— start —

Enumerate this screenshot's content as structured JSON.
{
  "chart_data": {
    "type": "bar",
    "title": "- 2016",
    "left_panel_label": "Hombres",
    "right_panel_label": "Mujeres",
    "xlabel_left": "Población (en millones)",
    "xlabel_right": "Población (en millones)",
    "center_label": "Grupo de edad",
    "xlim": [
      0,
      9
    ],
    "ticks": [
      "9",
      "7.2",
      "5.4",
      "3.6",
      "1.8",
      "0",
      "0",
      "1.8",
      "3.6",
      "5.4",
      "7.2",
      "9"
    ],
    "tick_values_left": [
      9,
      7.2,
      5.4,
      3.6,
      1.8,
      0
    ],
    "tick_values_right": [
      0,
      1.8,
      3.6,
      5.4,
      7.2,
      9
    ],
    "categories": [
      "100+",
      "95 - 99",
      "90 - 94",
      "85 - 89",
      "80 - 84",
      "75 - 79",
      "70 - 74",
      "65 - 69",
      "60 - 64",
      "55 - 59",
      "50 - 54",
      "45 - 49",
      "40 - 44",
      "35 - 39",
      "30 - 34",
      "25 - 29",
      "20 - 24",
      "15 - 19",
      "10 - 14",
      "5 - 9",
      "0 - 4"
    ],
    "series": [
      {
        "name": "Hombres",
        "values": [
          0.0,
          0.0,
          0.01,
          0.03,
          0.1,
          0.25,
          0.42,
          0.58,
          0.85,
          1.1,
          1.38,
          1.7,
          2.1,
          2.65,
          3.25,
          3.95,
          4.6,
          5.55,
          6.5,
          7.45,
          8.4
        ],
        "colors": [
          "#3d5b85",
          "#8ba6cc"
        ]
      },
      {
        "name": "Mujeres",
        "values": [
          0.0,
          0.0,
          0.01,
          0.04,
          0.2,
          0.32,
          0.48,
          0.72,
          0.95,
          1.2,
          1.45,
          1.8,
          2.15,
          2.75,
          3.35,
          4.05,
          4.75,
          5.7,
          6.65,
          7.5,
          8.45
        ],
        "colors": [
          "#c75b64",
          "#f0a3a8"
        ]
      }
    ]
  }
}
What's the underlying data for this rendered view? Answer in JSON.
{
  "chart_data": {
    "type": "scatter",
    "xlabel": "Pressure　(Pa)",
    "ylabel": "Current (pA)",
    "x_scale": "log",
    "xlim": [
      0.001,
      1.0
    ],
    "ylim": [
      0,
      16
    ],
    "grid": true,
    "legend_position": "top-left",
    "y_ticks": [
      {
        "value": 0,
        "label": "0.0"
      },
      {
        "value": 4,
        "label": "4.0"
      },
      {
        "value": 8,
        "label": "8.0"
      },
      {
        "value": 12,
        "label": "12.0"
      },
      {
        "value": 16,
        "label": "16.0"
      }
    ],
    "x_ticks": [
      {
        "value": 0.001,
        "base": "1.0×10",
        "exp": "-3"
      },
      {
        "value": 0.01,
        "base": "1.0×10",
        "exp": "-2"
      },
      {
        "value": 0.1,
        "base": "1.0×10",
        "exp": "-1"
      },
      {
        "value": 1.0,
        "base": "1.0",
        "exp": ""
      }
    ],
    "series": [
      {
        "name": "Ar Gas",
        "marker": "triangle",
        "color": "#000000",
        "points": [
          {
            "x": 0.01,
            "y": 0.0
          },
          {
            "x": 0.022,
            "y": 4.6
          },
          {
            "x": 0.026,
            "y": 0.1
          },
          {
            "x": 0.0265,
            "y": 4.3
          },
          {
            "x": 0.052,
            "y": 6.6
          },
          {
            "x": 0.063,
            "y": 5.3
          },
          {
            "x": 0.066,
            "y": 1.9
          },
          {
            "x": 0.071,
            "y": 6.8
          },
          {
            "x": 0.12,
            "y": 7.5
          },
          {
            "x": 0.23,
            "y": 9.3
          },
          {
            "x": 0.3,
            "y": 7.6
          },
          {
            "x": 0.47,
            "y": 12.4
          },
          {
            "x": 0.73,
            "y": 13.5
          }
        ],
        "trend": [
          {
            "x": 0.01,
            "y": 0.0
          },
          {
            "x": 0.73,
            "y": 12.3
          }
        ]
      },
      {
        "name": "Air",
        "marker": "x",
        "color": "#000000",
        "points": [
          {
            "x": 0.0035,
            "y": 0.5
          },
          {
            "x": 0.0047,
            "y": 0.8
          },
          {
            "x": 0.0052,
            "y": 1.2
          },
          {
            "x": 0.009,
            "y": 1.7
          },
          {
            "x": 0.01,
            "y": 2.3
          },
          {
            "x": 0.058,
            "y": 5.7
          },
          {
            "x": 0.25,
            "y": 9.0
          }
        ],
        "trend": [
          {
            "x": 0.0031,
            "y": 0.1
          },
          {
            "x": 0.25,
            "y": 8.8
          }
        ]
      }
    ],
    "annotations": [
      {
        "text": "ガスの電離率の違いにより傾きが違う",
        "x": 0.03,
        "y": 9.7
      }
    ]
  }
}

— end —

Print all of the entries exactly as they appear.

■ **Finished task**:
Enumerate this screenshot's content as structured JSON.
{
  "chart_data": {
    "type": "bar",
    "title": "- 2016",
    "left_panel_label": "Hombres",
    "right_panel_label": "Mujeres",
    "xlabel_left": "Población (en millones)",
    "xlabel_right": "Población (en millones)",
    "center_label": "Grupo de edad",
    "xlim": [
      0,
      9
    ],
    "ticks": [
      "9",
      "7.2",
      "5.4",
      "3.6",
      "1.8",
      "0",
      "0",
      "1.8",
      "3.6",
      "5.4",
      "7.2",
      "9"
    ],
    "tick_values_left": [
      9,
      7.2,
      5.4,
      3.6,
      1.8,
      0
    ],
    "tick_values_right": [
      0,
      1.8,
      3.6,
      5.4,
      7.2,
      9
    ],
    "categories": [
      "100+",
      "95 - 99",
      "90 - 94",
      "85 - 89",
      "80 - 84",
      "75 - 79",
      "70 - 74",
      "65 - 69",
      "60 - 64",
      "55 - 59",
      "50 - 54",
      "45 - 49",
      "40 - 44",
      "35 - 39",
      "30 - 34",
      "25 - 29",
      "20 - 24",
      "15 - 19",
      "10 - 14",
      "5 - 9",
      "0 - 4"
    ],
    "series": [
      {
        "name": "Hombres",
        "values": [
          0.0,
          0.0,
          0.01,
          0.03,
          0.1,
          0.25,
          0.42,
          0.58,
          0.85,
          1.1,
          1.38,
          1.7,
          2.1,
          2.65,
          3.25,
          3.95,
          4.6,
          5.55,
          6.5,
          7.45,
          8.4
        ],
        "colors": [
          "#3d5b85",
          "#8ba6cc"
        ]
      },
      {
        "name": "Mujeres",
        "values": [
          0.0,
          0.0,
          0.01,
          0.04,
          0.2,
          0.32,
          0.48,
          0.72,
          0.95,
          1.2,
          1.45,
          1.8,
          2.15,
          2.75,
          3.35,
          4.05,
          4.75,
          5.7,
          6.65,
          7.5,
          8.45
        ],
        "colors": [
          "#c75b64",
          "#f0a3a8"
        ]
      }
    ]
  }
}
What's the underlying data for this rendered view? Answer in JSON.
{
  "chart_data": {
    "type": "scatter",
    "xlabel": "Pressure　(Pa)",
    "ylabel": "Current (pA)",
    "x_scale": "log",
    "xlim": [
      0.001,
      1.0
    ],
    "ylim": [
      0,
      16
    ],
    "grid": true,
    "legend_position": "top-left",
    "y_ticks": [
      {
        "value": 0,
        "label": "0.0"
      },
      {
        "value": 4,
        "label": "4.0"
      },
      {
        "value": 8,
        "label": "8.0"
      },
      {
        "value": 12,
        "label": "12.0"
      },
      {
        "value": 16,
        "label": "16.0"
      }
    ],
    "x_ticks": [
      {
        "value": 0.001,
        "base": "1.0×10",
        "exp": "-3"
      },
      {
        "value": 0.01,
        "base": "1.0×10",
        "exp": "-2"
      },
      {
        "value": 0.1,
        "base": "1.0×10",
        "exp": "-1"
      },
      {
        "value": 1.0,
        "base": "1.0",
        "exp": ""
      }
    ],
    "series": [
      {
        "name": "Ar Gas",
        "marker": "triangle",
        "color": "#000000",
        "points": [
          {
            "x": 0.01,
            "y": 0.0
          },
          {
            "x": 0.022,
            "y": 4.6
          },
          {
            "x": 0.026,
            "y": 0.1
          },
          {
            "x": 0.0265,
            "y": 4.3
          },
          {
            "x": 0.052,
            "y": 6.6
          },
          {
            "x": 0.063,
            "y": 5.3
          },
          {
            "x": 0.066,
            "y": 1.9
          },
          {
            "x": 0.071,
            "y": 6.8
          },
          {
            "x": 0.12,
            "y": 7.5
          },
          {
            "x": 0.23,
            "y": 9.3
          },
          {
            "x": 0.3,
            "y": 7.6
          },
          {
            "x": 0.47,
            "y": 12.4
          },
          {
            "x": 0.73,
            "y": 13.5
          }
        ],
        "trend": [
          {
            "x": 0.01,
            "y": 0.0
          },
          {
            "x": 0.73,
            "y": 12.3
          }
        ]
      },
      {
        "name": "Air",
        "marker": "x",
        "color": "#000000",
        "points": [
          {
            "x": 0.0035,
            "y": 0.5
          },
          {
            "x": 0.0047,
            "y": 0.8
          },
          {
            "x": 0.0052,
            "y": 1.2
          },
          {
            "x": 0.009,
            "y": 1.7
          },
          {
            "x": 0.01,
            "y": 2.3
          },
          {
            "x": 0.058,
            "y": 5.7
          },
          {
            "x": 0.25,
            "y": 9.0
          }
        ],
        "trend": [
          {
            "x": 0.0031,
            "y": 0.1
          },
          {
            "x": 0.25,
            "y": 8.8
          }
        ]
      }
    ],
    "annotations": [
      {
        "text": "ガスの電離率の違いにより傾きが違う",
        "x": 0.03,
        "y": 9.7
      }
    ]
  }
}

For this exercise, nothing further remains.